Records from a dataset
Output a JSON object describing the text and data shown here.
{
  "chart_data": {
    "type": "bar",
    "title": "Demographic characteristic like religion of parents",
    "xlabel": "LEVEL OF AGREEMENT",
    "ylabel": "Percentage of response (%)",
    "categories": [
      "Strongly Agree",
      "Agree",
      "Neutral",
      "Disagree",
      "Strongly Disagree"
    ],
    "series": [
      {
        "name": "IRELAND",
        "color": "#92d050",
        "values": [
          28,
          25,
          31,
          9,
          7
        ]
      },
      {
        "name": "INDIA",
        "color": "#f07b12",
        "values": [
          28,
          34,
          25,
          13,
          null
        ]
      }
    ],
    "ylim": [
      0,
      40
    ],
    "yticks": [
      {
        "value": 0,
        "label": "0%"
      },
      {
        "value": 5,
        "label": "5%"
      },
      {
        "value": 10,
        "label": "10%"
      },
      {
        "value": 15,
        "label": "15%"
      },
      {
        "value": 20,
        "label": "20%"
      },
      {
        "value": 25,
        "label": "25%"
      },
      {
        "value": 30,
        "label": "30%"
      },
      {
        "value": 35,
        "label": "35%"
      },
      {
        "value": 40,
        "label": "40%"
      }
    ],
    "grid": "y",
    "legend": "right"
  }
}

▸ EXERCISE AIM: Reproduce all the records precisely.

▸ SOLUTION FOR THIS EXERCISE:
Output a JSON object describing the text and data shown here.
{
  "chart_data": {
    "type": "bar",
    "title": "Demographic characteristic like religion of parents",
    "xlabel": "LEVEL OF AGREEMENT",
    "ylabel": "Percentage of response (%)",
    "categories": [
      "Strongly Agree",
      "Agree",
      "Neutral",
      "Disagree",
      "Strongly Disagree"
    ],
    "series": [
      {
        "name": "IRELAND",
        "color": "#92d050",
        "values": [
          28,
          25,
          31,
          9,
          7
        ]
      },
      {
        "name": "INDIA",
        "color": "#f07b12",
        "values": [
          28,
          34,
          25,
          13,
          null
        ]
      }
    ],
    "ylim": [
      0,
      40
    ],
    "yticks": [
      {
        "value": 0,
        "label": "0%"
      },
      {
        "value": 5,
        "label": "5%"
      },
      {
        "value": 10,
        "label": "10%"
      },
      {
        "value": 15,
        "label": "15%"
      },
      {
        "value": 20,
        "label": "20%"
      },
      {
        "value": 25,
        "label": "25%"
      },
      {
        "value": 30,
        "label": "30%"
      },
      {
        "value": 35,
        "label": "35%"
      },
      {
        "value": 40,
        "label": "40%"
      }
    ],
    "grid": "y",
    "legend": "right"
  }
}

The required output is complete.